» Written problem: Every line that holds the string "graphics" is to be identified and copied.

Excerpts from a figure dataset
++++++++++
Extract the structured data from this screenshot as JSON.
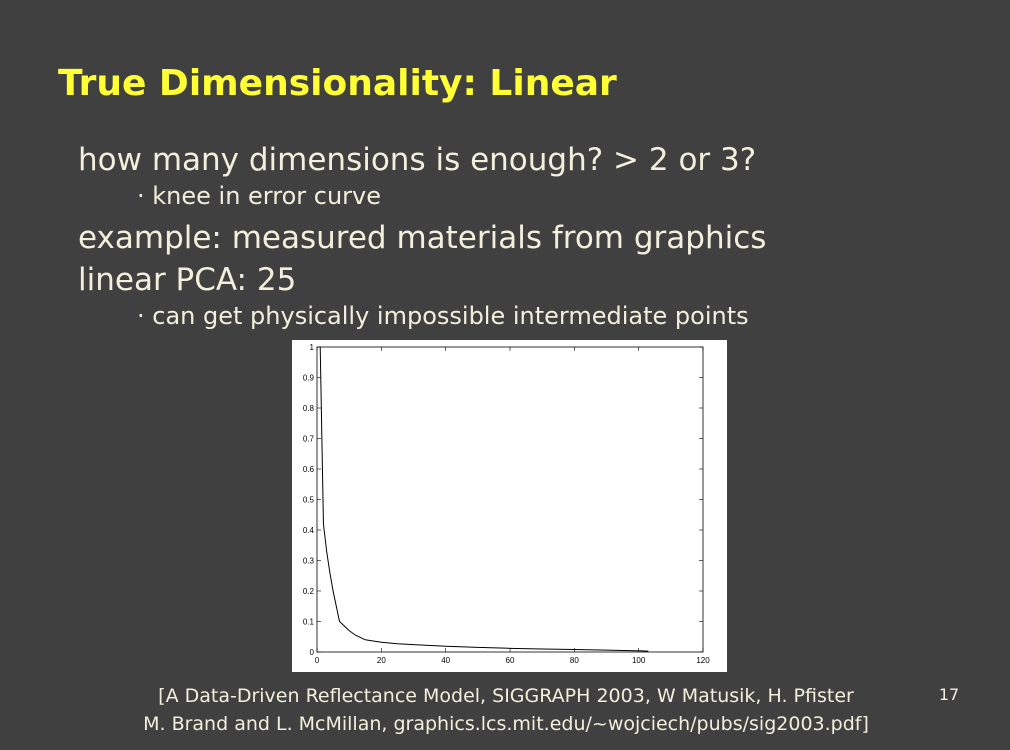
{
  "slide": {
    "title": "True Dimensionality: Linear",
    "points": [
      {
        "text": "how many dimensions is enough? > 2 or 3?",
        "sub": [
          "· knee in error curve"
        ]
      },
      {
        "text": "example: measured materials from graphics",
        "sub": []
      },
      {
        "text": "linear PCA: 25",
        "sub": [
          "· can get physically impossible intermediate points"
        ]
      }
    ],
    "citation": [
      "[A Data-Driven Reflectance Model, SIGGRAPH 2003, W Matusik, H. Pfister",
      "M. Brand and L. McMillan, graphics.lcs.mit.edu/~wojciech/pubs/sig2003.pdf]"
    ],
    "page_number": "17"
  },
  "chart_data": {
    "type": "line",
    "x": [
      1,
      2,
      3,
      4,
      5,
      6,
      7,
      8,
      10,
      12,
      15,
      20,
      25,
      30,
      40,
      50,
      60,
      70,
      80,
      90,
      100,
      103
    ],
    "values": [
      1,
      0.42,
      0.33,
      0.26,
      0.2,
      0.15,
      0.1,
      0.09,
      0.07,
      0.055,
      0.04,
      0.032,
      0.027,
      0.024,
      0.019,
      0.015,
      0.012,
      0.01,
      0.008,
      0.006,
      0.004,
      0.003
    ],
    "color": "#000000",
    "xlim": [
      0,
      120
    ],
    "ylim": [
      0,
      1
    ],
    "xticks": [
      0,
      20,
      40,
      60,
      80,
      100,
      120
    ],
    "yticks": [
      0,
      0.1,
      0.2,
      0.3,
      0.4,
      0.5,
      0.6,
      0.7,
      0.8,
      0.9,
      1
    ]
  }
}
++++++++++
» The output:
        "text": "example: measured materials from graphics",
      "M. Brand and L. McMillan, graphics.lcs.mit.edu/~wojciech/pubs/sig2003.pdf]"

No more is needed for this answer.